## TASK DIRECTIONS:
How many of the lines here include "aPTT"? Answer with a single number.

— start of ENTRIES SUPPLIED —

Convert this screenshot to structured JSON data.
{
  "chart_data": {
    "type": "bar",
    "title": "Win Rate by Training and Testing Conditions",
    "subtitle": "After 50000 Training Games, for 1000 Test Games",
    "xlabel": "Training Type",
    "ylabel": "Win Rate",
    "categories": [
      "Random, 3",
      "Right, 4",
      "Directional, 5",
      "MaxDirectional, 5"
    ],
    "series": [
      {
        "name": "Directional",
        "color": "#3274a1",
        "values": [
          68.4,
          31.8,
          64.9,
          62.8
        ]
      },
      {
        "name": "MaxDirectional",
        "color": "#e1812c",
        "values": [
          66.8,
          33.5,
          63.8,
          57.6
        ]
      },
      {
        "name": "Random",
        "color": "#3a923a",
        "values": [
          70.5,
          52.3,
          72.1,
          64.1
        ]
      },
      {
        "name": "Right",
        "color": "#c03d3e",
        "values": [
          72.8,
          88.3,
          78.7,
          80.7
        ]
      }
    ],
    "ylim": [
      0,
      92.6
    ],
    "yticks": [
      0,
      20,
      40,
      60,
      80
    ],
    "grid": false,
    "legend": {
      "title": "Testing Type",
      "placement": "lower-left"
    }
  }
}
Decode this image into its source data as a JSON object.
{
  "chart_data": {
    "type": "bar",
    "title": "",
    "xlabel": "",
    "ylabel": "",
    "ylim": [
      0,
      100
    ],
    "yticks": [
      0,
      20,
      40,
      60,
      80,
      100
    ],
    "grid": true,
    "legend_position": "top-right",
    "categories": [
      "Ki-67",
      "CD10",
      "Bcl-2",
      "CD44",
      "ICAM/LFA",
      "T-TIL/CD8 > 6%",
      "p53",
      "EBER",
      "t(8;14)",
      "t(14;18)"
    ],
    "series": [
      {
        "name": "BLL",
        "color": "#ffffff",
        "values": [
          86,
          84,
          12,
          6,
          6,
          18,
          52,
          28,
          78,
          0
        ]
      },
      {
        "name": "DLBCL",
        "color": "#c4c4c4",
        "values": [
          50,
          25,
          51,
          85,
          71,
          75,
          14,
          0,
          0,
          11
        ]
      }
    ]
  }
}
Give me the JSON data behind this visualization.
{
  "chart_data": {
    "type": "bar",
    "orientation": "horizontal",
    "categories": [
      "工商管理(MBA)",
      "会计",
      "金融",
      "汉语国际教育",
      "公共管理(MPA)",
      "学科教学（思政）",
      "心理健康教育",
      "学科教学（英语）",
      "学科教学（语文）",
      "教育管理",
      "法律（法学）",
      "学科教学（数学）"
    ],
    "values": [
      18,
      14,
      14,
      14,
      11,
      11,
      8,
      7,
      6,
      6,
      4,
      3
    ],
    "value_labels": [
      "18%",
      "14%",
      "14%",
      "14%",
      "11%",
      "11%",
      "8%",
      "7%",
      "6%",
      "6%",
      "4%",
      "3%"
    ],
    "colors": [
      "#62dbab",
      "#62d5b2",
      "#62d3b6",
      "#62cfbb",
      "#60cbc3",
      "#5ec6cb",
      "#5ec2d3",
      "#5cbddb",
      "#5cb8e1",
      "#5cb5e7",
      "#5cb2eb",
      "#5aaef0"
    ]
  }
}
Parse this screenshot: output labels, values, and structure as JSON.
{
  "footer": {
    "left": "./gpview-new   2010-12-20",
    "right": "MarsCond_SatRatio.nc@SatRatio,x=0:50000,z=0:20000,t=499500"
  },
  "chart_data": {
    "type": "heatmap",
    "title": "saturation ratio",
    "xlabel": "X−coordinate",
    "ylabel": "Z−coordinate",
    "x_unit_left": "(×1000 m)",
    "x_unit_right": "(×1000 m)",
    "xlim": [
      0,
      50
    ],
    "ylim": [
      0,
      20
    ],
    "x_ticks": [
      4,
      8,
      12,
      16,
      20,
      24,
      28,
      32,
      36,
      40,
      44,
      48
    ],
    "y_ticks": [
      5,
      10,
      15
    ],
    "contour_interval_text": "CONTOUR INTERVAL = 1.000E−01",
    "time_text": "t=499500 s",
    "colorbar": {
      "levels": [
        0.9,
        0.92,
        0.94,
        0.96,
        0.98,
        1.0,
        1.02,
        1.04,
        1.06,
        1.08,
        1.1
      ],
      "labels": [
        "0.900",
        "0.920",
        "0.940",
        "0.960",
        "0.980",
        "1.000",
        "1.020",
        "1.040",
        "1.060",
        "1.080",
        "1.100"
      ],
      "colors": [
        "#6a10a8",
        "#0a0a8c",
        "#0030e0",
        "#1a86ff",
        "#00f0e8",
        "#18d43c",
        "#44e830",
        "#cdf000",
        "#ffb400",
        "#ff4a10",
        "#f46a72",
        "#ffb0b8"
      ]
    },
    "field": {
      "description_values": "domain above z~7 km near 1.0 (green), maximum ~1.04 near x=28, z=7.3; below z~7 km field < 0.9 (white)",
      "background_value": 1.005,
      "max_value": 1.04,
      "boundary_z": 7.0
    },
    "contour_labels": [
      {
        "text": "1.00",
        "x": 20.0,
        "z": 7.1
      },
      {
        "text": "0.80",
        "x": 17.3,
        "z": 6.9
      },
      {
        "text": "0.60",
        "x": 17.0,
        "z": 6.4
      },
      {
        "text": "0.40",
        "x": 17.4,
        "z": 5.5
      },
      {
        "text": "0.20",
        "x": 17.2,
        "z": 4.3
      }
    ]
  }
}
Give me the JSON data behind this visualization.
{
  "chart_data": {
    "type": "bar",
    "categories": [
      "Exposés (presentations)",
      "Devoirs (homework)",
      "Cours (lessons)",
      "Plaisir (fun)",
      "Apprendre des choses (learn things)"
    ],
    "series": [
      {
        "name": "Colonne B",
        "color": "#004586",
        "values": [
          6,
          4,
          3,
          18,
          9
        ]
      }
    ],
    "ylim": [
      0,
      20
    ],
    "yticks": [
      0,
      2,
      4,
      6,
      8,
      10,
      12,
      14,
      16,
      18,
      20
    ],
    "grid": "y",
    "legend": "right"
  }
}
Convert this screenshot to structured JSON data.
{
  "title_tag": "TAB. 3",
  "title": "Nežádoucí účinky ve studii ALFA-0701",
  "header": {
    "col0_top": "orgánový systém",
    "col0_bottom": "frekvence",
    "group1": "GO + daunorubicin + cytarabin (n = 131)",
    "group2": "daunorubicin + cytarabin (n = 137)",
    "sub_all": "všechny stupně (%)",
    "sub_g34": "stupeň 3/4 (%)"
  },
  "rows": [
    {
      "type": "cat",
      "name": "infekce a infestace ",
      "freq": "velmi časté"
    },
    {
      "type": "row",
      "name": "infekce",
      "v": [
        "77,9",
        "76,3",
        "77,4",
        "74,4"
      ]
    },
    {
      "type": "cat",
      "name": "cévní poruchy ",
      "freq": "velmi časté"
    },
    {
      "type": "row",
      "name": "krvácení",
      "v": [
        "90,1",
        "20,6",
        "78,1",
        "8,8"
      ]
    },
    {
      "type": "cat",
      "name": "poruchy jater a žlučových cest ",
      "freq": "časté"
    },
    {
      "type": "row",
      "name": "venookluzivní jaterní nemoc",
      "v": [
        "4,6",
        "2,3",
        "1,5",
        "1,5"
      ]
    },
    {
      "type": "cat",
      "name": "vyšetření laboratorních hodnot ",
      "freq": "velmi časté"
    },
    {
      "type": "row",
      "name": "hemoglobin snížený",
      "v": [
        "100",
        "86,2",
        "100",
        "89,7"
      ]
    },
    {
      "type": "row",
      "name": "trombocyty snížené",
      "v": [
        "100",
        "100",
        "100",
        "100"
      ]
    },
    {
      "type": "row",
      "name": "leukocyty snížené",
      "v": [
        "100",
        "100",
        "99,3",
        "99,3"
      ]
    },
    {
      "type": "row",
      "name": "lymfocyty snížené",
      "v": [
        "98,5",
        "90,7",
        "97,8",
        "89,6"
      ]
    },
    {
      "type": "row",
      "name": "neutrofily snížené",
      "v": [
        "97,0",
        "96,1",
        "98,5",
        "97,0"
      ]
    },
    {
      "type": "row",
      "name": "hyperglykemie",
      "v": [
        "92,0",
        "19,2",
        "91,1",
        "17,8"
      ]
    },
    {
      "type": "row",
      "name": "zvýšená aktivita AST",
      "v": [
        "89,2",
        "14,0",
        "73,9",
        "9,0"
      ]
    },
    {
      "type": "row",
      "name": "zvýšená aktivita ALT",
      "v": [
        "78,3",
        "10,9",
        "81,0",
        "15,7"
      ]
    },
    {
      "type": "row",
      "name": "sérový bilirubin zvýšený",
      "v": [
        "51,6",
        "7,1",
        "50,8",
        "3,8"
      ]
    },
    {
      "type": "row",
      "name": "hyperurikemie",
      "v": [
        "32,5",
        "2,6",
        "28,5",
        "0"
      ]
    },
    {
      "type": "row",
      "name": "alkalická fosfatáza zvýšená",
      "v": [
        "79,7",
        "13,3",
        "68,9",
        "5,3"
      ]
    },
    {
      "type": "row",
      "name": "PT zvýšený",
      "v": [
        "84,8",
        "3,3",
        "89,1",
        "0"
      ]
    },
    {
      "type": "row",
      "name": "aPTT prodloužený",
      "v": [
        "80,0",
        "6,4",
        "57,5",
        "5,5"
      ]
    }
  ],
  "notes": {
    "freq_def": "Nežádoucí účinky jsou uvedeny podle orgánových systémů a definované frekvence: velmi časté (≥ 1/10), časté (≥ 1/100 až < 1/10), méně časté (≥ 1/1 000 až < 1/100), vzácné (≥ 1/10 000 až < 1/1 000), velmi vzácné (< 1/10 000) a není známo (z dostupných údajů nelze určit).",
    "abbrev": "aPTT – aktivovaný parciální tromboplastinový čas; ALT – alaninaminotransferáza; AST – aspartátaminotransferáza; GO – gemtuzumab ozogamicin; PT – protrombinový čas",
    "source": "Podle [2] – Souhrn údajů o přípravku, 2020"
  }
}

— end of ENTRIES SUPPLIED —

## RESULT FOR THIS EXERCISE:
2